** start Provided text **

Jason Kenney is the Rodney Dangerfield of Canadian politics – he don’t get no respect!
Alberta’s premier went to Washington, D.C. He wanted to see someone important, but when he got there, no one was home.
At least, by the sound of it, no one answered the door when he knocked.
So Mr. Kenney found a right-wing podcast to complain to about it.
“When I go down to Washington, I’m schlepping around in a Yellow Cab, I can barely get a meeting with a janitor in the State Department,” he recently told one of the hosts of the Ruthless podcast – presumably Josh Holmes, former chief of staff to Republican powerbroker Senator Mitch McConnell.
It’s not completely clear when the conversation took place. The podcast was published on Tuesday, April 26. Presumably Mr. Kenney was on the phone from Calgary. But you’ll have to forgive me if I didn’t listen to the first hour of the podcast closely enough to be certain it was Mr. Holmes lobbing the gentle softballs at the premier. Life’s too short.

** end Provided text **
** start Provided data **

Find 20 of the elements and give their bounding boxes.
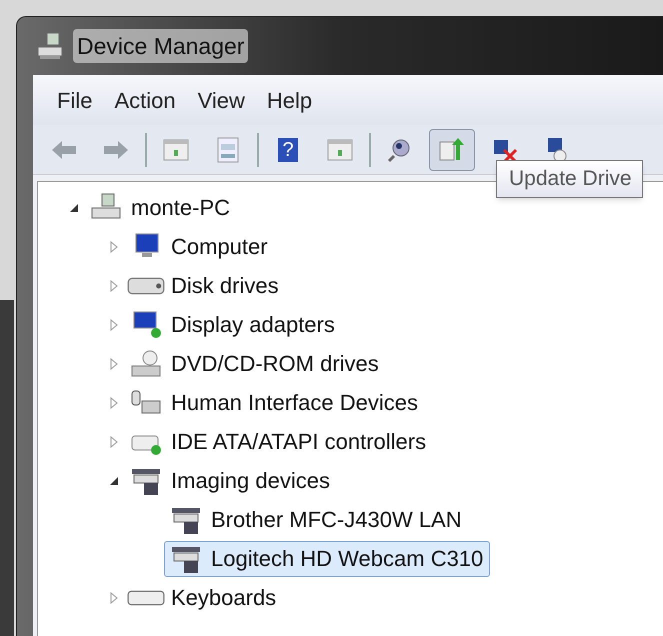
tree-item[interactable]: Logitech HD Webcam C310: [164, 540, 490, 576]
tree-item[interactable]: Keyboards: [124, 580, 284, 616]
tree-item[interactable]: DVD/CD-ROM drives: [124, 346, 386, 382]
disk-drive-icon: [127, 276, 165, 294]
tree-item[interactable]: Disk drives: [124, 268, 286, 304]
tooltip: Update Drive: [496, 160, 643, 198]
menu-item[interactable]: Help: [256, 80, 322, 120]
menu-item[interactable]: View: [188, 80, 255, 120]
keyboard-icon: [127, 590, 165, 606]
tree-item[interactable]: Display adapters: [124, 306, 342, 342]
tree-item[interactable]: IDE ATA/ATAPI controllers: [124, 424, 434, 460]
tree-item[interactable]: Computer: [124, 228, 275, 264]
menu-item[interactable]: File: [47, 80, 102, 120]
window-title: Device Manager: [73, 28, 248, 64]
tree-item[interactable]: monte-PC: [84, 190, 238, 226]
tree-item[interactable]: Imaging devices: [124, 462, 337, 498]
toolbar-button[interactable]: ?: [265, 128, 311, 170]
tree-item[interactable]: Human Interface Devices: [124, 384, 425, 420]
menu-item[interactable]: Action: [104, 80, 186, 120]
tree-item[interactable]: Brother MFC-J430W LAN: [164, 502, 469, 538]
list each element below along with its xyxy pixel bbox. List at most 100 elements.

** end Provided data **

Work to do:
1. In the commentary on Jason Kenney, write out everything from "Alberta’s premier went" down to "Life’s too short.".
2. Answer the following from the commentary on Jason Kenney:
(a) To which city did Alberta's premier travel?
(b) What is the name of the podcast on which he spoke?
(c) On what date was the podcast published?

Responses per task:
1.
Alberta’s premier went to Washington, D.C. He wanted to see someone important, but when he got there, no one was home.
At least, by the sound of it, no one answered the door when he knocked.
So Mr. Kenney found a right-wing podcast to complain to about it.
“When I go down to Washington, I’m schlepping around in a Yellow Cab, I can barely get a meeting with a janitor in the State Department,” he recently told one of the hosts of the Ruthless podcast – presumably Josh Holmes, former chief of staff to Republican powerbroker Senator Mitch McConnell.
It’s not completely clear when the conversation took place. The podcast was published on Tuesday, April 26. Presumably Mr. Kenney was on the phone from Calgary. But you’ll have to forgive me if I didn’t listen to the first hour of the podcast closely enough to be certain it was Mr. Holmes lobbing the gentle softballs at the premier. Life’s too short.

2.
(a) Washington, D.C.
(b) Ruthless
(c) Tuesday, April 26